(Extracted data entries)
※ ※ ※
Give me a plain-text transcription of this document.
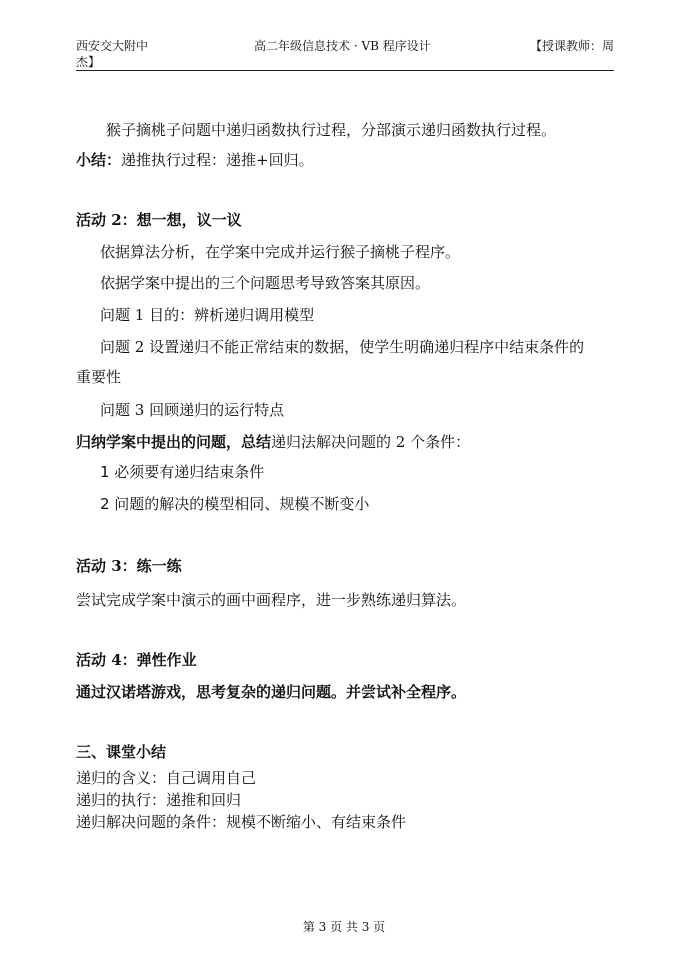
西安交大附中
杰】
高二年级信息技术 · VB 程序设计	【授课教师：周
猴子摘桃子问题中递归函数执行过程，分部演示递归函数执行过程。
小结：递推执行过程：递推+回归。
活动 2：想一想，议一议
依据算法分析，在学案中完成并运行猴子摘桃子程序。
依据学案中提出的三个问题思考导致答案其原因。
问题 1 目的：辨析递归调用模型
问题 2 设置递归不能正常结束的数据，使学生明确递归程序中结束条件的
重要性
问题 3 回顾递归的运行特点
归纳学案中提出的问题，总结递归法解决问题的 2 个条件：
1 必须要有递归结束条件
2 问题的解决的模型相同、规模不断变小
活动 3：练一练
尝试完成学案中演示的画中画程序，进一步熟练递归算法。
活动 4：弹性作业
通过汉诺塔游戏，思考复杂的递归问题。并尝试补全程序。
三、课堂小结
递归的含义：自己调用自己
递归的执行：递推和回归
递归解决问题的条件：规模不断缩小、有结束条件
第 3 页 共 3 页
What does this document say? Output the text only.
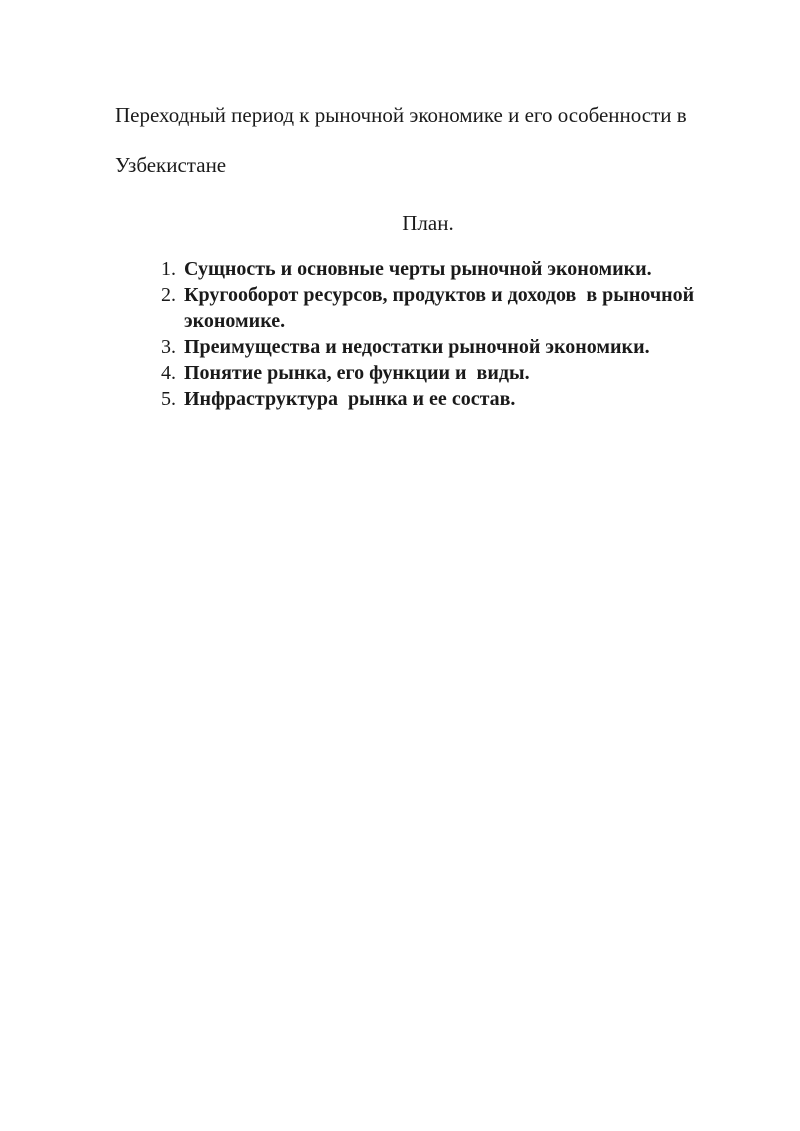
Переходный период к рыночной экономике и его особенности в

Узбекистане

План.

1. Сущность и основные черты рыночной экономики.
2. Кругооборот ресурсов, продуктов и доходов  в рыночной экономике.
3. Преимущества и недостатки рыночной экономики.
4. Понятие рынка, его функции и  виды.
5. Инфраструктура  рынка и ее состав.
※ ※ ※
• What this task involves: Every line in the data that holds "экономики" should be copied out.

• The result:
1. Сущность и основные черты рыночной экономики.
3. Преимущества и недостатки рыночной экономики.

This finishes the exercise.